What the task requires: Print the following rows exactly as they appear.

Data for processing:
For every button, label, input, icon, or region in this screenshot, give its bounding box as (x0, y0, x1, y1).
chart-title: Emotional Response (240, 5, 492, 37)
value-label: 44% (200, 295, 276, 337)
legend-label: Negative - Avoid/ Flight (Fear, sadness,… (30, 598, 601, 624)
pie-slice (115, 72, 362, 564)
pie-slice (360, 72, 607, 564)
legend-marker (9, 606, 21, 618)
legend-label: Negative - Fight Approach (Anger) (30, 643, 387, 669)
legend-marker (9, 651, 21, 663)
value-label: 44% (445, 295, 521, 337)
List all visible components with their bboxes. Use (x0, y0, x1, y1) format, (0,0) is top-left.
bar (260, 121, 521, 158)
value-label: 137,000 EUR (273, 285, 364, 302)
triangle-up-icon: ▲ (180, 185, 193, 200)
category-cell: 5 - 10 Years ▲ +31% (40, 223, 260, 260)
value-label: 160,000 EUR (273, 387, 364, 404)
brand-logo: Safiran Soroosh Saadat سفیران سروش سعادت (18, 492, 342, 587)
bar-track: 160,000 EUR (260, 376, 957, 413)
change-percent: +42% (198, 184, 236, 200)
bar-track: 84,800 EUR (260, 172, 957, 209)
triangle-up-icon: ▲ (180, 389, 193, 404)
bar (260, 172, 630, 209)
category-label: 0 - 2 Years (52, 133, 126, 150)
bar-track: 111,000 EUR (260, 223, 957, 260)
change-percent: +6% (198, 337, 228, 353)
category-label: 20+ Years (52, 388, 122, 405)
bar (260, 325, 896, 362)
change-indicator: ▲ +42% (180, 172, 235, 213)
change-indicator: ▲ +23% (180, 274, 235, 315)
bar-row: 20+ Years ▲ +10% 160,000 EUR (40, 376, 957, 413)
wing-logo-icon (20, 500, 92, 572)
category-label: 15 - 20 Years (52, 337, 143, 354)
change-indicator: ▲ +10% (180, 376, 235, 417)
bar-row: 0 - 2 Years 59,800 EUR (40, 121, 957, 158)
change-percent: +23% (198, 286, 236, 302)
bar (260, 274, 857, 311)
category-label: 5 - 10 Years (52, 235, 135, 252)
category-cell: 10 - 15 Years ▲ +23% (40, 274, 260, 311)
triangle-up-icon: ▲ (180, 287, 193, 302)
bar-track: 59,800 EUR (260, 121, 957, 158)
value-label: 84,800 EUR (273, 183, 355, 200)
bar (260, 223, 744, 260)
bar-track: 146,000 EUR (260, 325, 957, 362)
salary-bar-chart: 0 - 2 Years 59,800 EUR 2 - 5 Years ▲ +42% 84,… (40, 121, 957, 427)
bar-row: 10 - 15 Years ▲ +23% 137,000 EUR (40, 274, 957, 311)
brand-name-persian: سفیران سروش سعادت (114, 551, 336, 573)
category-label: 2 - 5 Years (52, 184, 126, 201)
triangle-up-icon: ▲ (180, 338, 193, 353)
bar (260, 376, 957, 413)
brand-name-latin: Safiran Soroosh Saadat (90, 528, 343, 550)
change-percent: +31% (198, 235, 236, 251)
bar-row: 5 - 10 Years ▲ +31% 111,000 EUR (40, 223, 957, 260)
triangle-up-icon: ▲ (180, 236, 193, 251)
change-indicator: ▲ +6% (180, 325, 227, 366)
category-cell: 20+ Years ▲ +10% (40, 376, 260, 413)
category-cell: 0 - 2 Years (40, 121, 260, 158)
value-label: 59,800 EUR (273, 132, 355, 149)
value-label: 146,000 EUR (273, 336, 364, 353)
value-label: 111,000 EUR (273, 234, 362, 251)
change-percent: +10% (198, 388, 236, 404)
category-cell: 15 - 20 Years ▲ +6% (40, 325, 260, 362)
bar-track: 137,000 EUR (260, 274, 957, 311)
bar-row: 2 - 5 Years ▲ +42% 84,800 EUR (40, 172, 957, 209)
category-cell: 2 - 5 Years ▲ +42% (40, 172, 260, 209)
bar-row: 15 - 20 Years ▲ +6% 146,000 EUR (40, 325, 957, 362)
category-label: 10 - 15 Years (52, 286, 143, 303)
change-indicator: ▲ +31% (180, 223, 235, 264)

Solution below:
For every button, label, input, icon, or region in this screenshot, give its bounding box as (x0, y0, x1, y1).
chart-title: Emotional Response (240, 5, 492, 37)
value-label: 44% (200, 295, 276, 337)
legend-label: Negative - Avoid/ Flight (Fear, sadness,… (30, 598, 601, 624)
pie-slice (115, 72, 362, 564)
pie-slice (360, 72, 607, 564)
legend-marker (9, 606, 21, 618)
legend-label: Negative - Fight Approach (Anger) (30, 643, 387, 669)
legend-marker (9, 651, 21, 663)
value-label: 44% (445, 295, 521, 337)
List all visible components with their bboxes. Use (x0, y0, x1, y1) format, (0,0) is top-left.
bar (260, 121, 521, 158)
value-label: 137,000 EUR (273, 285, 364, 302)
triangle-up-icon: ▲ (180, 185, 193, 200)
category-cell: 5 - 10 Years ▲ +31% (40, 223, 260, 260)
value-label: 160,000 EUR (273, 387, 364, 404)
brand-logo: Safiran Soroosh Saadat سفیران سروش سعادت (18, 492, 342, 587)
bar-track: 160,000 EUR (260, 376, 957, 413)
change-percent: +42% (198, 184, 236, 200)
bar-track: 84,800 EUR (260, 172, 957, 209)
triangle-up-icon: ▲ (180, 389, 193, 404)
bar (260, 172, 630, 209)
category-label: 0 - 2 Years (52, 133, 126, 150)
bar-track: 111,000 EUR (260, 223, 957, 260)
change-percent: +6% (198, 337, 228, 353)
category-label: 20+ Years (52, 388, 122, 405)
bar (260, 325, 896, 362)
change-indicator: ▲ +42% (180, 172, 235, 213)
change-indicator: ▲ +23% (180, 274, 235, 315)
bar-row: 20+ Years ▲ +10% 160,000 EUR (40, 376, 957, 413)
wing-logo-icon (20, 500, 92, 572)
category-label: 15 - 20 Years (52, 337, 143, 354)
change-indicator: ▲ +10% (180, 376, 235, 417)
bar-row: 0 - 2 Years 59,800 EUR (40, 121, 957, 158)
change-percent: +23% (198, 286, 236, 302)
bar (260, 274, 857, 311)
category-label: 5 - 10 Years (52, 235, 135, 252)
category-cell: 10 - 15 Years ▲ +23% (40, 274, 260, 311)
triangle-up-icon: ▲ (180, 287, 193, 302)
bar-track: 59,800 EUR (260, 121, 957, 158)
value-label: 84,800 EUR (273, 183, 355, 200)
bar (260, 223, 744, 260)
bar-track: 146,000 EUR (260, 325, 957, 362)
salary-bar-chart: 0 - 2 Years 59,800 EUR 2 - 5 Years ▲ +42% 84,… (40, 121, 957, 427)
bar-row: 10 - 15 Years ▲ +23% 137,000 EUR (40, 274, 957, 311)
brand-name-persian: سفیران سروش سعادت (114, 551, 336, 573)
category-label: 2 - 5 Years (52, 184, 126, 201)
triangle-up-icon: ▲ (180, 338, 193, 353)
bar (260, 376, 957, 413)
brand-name-latin: Safiran Soroosh Saadat (90, 528, 343, 550)
change-percent: +31% (198, 235, 236, 251)
bar-row: 5 - 10 Years ▲ +31% 111,000 EUR (40, 223, 957, 260)
triangle-up-icon: ▲ (180, 236, 193, 251)
change-indicator: ▲ +6% (180, 325, 227, 366)
category-cell: 20+ Years ▲ +10% (40, 376, 260, 413)
category-cell: 0 - 2 Years (40, 121, 260, 158)
value-label: 59,800 EUR (273, 132, 355, 149)
value-label: 146,000 EUR (273, 336, 364, 353)
value-label: 111,000 EUR (273, 234, 362, 251)
change-percent: +10% (198, 388, 236, 404)
category-cell: 15 - 20 Years ▲ +6% (40, 325, 260, 362)
bar-track: 137,000 EUR (260, 274, 957, 311)
bar-row: 2 - 5 Years ▲ +42% 84,800 EUR (40, 172, 957, 209)
category-cell: 2 - 5 Years ▲ +42% (40, 172, 260, 209)
bar-row: 15 - 20 Years ▲ +6% 146,000 EUR (40, 325, 957, 362)
category-label: 10 - 15 Years (52, 286, 143, 303)
change-indicator: ▲ +31% (180, 223, 235, 264)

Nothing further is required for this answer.